-------- Dataset content --------

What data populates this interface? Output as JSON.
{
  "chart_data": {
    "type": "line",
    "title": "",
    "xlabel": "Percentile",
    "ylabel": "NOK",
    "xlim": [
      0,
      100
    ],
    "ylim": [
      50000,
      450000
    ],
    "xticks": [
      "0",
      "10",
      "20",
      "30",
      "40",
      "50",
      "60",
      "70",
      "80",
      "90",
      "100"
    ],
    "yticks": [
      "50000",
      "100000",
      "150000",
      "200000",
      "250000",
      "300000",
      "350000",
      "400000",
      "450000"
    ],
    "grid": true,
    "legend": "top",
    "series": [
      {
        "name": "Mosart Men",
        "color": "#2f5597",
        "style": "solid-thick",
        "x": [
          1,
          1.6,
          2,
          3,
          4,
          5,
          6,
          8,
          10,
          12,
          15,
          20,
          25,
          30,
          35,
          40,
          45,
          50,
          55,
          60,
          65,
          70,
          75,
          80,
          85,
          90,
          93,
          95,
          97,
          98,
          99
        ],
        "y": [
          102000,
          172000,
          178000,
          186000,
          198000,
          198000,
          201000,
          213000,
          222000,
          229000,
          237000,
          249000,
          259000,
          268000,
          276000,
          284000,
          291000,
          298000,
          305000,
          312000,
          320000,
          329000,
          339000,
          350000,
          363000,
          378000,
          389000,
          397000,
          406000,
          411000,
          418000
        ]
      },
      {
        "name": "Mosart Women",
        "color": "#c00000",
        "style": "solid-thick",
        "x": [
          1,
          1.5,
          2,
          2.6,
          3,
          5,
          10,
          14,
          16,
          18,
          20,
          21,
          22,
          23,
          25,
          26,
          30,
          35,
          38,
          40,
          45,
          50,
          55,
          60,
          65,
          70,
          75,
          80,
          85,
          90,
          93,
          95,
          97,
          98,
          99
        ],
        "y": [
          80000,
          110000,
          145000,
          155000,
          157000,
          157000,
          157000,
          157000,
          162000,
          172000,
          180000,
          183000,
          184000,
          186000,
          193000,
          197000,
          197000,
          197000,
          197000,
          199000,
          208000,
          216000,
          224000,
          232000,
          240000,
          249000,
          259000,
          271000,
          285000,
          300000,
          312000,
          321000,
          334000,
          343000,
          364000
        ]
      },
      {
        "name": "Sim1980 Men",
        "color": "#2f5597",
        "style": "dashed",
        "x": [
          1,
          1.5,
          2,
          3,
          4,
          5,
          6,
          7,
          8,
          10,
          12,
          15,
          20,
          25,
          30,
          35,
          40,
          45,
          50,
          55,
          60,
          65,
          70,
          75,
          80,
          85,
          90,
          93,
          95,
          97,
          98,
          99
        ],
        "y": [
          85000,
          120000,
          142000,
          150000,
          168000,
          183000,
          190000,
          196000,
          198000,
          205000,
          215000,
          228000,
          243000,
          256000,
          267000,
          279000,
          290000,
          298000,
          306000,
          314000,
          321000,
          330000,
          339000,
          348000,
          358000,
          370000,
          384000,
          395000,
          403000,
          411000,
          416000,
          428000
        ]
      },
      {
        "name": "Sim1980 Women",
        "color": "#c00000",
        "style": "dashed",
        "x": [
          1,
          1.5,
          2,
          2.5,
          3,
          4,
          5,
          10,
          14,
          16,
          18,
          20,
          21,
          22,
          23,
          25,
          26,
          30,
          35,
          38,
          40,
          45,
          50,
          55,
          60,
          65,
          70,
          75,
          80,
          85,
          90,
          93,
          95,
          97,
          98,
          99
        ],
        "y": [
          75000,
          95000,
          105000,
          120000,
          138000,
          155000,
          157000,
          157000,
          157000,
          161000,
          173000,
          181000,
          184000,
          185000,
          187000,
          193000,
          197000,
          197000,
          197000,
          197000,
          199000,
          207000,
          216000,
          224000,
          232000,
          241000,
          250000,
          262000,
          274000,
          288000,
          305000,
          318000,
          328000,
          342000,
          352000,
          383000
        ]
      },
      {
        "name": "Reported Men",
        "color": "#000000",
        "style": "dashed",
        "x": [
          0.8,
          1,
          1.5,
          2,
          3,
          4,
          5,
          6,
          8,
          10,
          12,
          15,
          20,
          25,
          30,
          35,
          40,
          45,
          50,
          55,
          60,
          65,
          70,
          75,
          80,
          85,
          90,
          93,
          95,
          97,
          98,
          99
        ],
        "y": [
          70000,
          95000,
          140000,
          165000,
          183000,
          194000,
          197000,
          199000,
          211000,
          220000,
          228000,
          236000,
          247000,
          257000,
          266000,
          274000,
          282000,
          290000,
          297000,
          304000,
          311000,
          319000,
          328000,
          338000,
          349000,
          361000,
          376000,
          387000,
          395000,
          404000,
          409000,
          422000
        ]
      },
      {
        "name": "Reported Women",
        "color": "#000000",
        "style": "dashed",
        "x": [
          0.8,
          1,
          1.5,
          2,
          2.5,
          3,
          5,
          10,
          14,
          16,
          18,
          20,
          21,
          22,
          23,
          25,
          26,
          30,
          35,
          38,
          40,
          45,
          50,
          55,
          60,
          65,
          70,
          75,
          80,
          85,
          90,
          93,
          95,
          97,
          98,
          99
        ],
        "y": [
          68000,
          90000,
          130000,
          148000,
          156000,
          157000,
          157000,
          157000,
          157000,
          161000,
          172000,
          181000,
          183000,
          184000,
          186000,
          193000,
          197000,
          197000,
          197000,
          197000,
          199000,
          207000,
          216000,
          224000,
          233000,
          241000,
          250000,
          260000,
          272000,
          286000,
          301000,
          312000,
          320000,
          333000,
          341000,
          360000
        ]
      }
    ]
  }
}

--------

What the exercise asks:
Extract all the entries word for word.

Complete response:
What data populates this interface? Output as JSON.
{
  "chart_data": {
    "type": "line",
    "title": "",
    "xlabel": "Percentile",
    "ylabel": "NOK",
    "xlim": [
      0,
      100
    ],
    "ylim": [
      50000,
      450000
    ],
    "xticks": [
      "0",
      "10",
      "20",
      "30",
      "40",
      "50",
      "60",
      "70",
      "80",
      "90",
      "100"
    ],
    "yticks": [
      "50000",
      "100000",
      "150000",
      "200000",
      "250000",
      "300000",
      "350000",
      "400000",
      "450000"
    ],
    "grid": true,
    "legend": "top",
    "series": [
      {
        "name": "Mosart Men",
        "color": "#2f5597",
        "style": "solid-thick",
        "x": [
          1,
          1.6,
          2,
          3,
          4,
          5,
          6,
          8,
          10,
          12,
          15,
          20,
          25,
          30,
          35,
          40,
          45,
          50,
          55,
          60,
          65,
          70,
          75,
          80,
          85,
          90,
          93,
          95,
          97,
          98,
          99
        ],
        "y": [
          102000,
          172000,
          178000,
          186000,
          198000,
          198000,
          201000,
          213000,
          222000,
          229000,
          237000,
          249000,
          259000,
          268000,
          276000,
          284000,
          291000,
          298000,
          305000,
          312000,
          320000,
          329000,
          339000,
          350000,
          363000,
          378000,
          389000,
          397000,
          406000,
          411000,
          418000
        ]
      },
      {
        "name": "Mosart Women",
        "color": "#c00000",
        "style": "solid-thick",
        "x": [
          1,
          1.5,
          2,
          2.6,
          3,
          5,
          10,
          14,
          16,
          18,
          20,
          21,
          22,
          23,
          25,
          26,
          30,
          35,
          38,
          40,
          45,
          50,
          55,
          60,
          65,
          70,
          75,
          80,
          85,
          90,
          93,
          95,
          97,
          98,
          99
        ],
        "y": [
          80000,
          110000,
          145000,
          155000,
          157000,
          157000,
          157000,
          157000,
          162000,
          172000,
          180000,
          183000,
          184000,
          186000,
          193000,
          197000,
          197000,
          197000,
          197000,
          199000,
          208000,
          216000,
          224000,
          232000,
          240000,
          249000,
          259000,
          271000,
          285000,
          300000,
          312000,
          321000,
          334000,
          343000,
          364000
        ]
      },
      {
        "name": "Sim1980 Men",
        "color": "#2f5597",
        "style": "dashed",
        "x": [
          1,
          1.5,
          2,
          3,
          4,
          5,
          6,
          7,
          8,
          10,
          12,
          15,
          20,
          25,
          30,
          35,
          40,
          45,
          50,
          55,
          60,
          65,
          70,
          75,
          80,
          85,
          90,
          93,
          95,
          97,
          98,
          99
        ],
        "y": [
          85000,
          120000,
          142000,
          150000,
          168000,
          183000,
          190000,
          196000,
          198000,
          205000,
          215000,
          228000,
          243000,
          256000,
          267000,
          279000,
          290000,
          298000,
          306000,
          314000,
          321000,
          330000,
          339000,
          348000,
          358000,
          370000,
          384000,
          395000,
          403000,
          411000,
          416000,
          428000
        ]
      },
      {
        "name": "Sim1980 Women",
        "color": "#c00000",
        "style": "dashed",
        "x": [
          1,
          1.5,
          2,
          2.5,
          3,
          4,
          5,
          10,
          14,
          16,
          18,
          20,
          21,
          22,
          23,
          25,
          26,
          30,
          35,
          38,
          40,
          45,
          50,
          55,
          60,
          65,
          70,
          75,
          80,
          85,
          90,
          93,
          95,
          97,
          98,
          99
        ],
        "y": [
          75000,
          95000,
          105000,
          120000,
          138000,
          155000,
          157000,
          157000,
          157000,
          161000,
          173000,
          181000,
          184000,
          185000,
          187000,
          193000,
          197000,
          197000,
          197000,
          197000,
          199000,
          207000,
          216000,
          224000,
          232000,
          241000,
          250000,
          262000,
          274000,
          288000,
          305000,
          318000,
          328000,
          342000,
          352000,
          383000
        ]
      },
      {
        "name": "Reported Men",
        "color": "#000000",
        "style": "dashed",
        "x": [
          0.8,
          1,
          1.5,
          2,
          3,
          4,
          5,
          6,
          8,
          10,
          12,
          15,
          20,
          25,
          30,
          35,
          40,
          45,
          50,
          55,
          60,
          65,
          70,
          75,
          80,
          85,
          90,
          93,
          95,
          97,
          98,
          99
        ],
        "y": [
          70000,
          95000,
          140000,
          165000,
          183000,
          194000,
          197000,
          199000,
          211000,
          220000,
          228000,
          236000,
          247000,
          257000,
          266000,
          274000,
          282000,
          290000,
          297000,
          304000,
          311000,
          319000,
          328000,
          338000,
          349000,
          361000,
          376000,
          387000,
          395000,
          404000,
          409000,
          422000
        ]
      },
      {
        "name": "Reported Women",
        "color": "#000000",
        "style": "dashed",
        "x": [
          0.8,
          1,
          1.5,
          2,
          2.5,
          3,
          5,
          10,
          14,
          16,
          18,
          20,
          21,
          22,
          23,
          25,
          26,
          30,
          35,
          38,
          40,
          45,
          50,
          55,
          60,
          65,
          70,
          75,
          80,
          85,
          90,
          93,
          95,
          97,
          98,
          99
        ],
        "y": [
          68000,
          90000,
          130000,
          148000,
          156000,
          157000,
          157000,
          157000,
          157000,
          161000,
          172000,
          181000,
          183000,
          184000,
          186000,
          193000,
          197000,
          197000,
          197000,
          197000,
          199000,
          207000,
          216000,
          224000,
          233000,
          241000,
          250000,
          260000,
          272000,
          286000,
          301000,
          312000,
          320000,
          333000,
          341000,
          360000
        ]
      }
    ]
  }
}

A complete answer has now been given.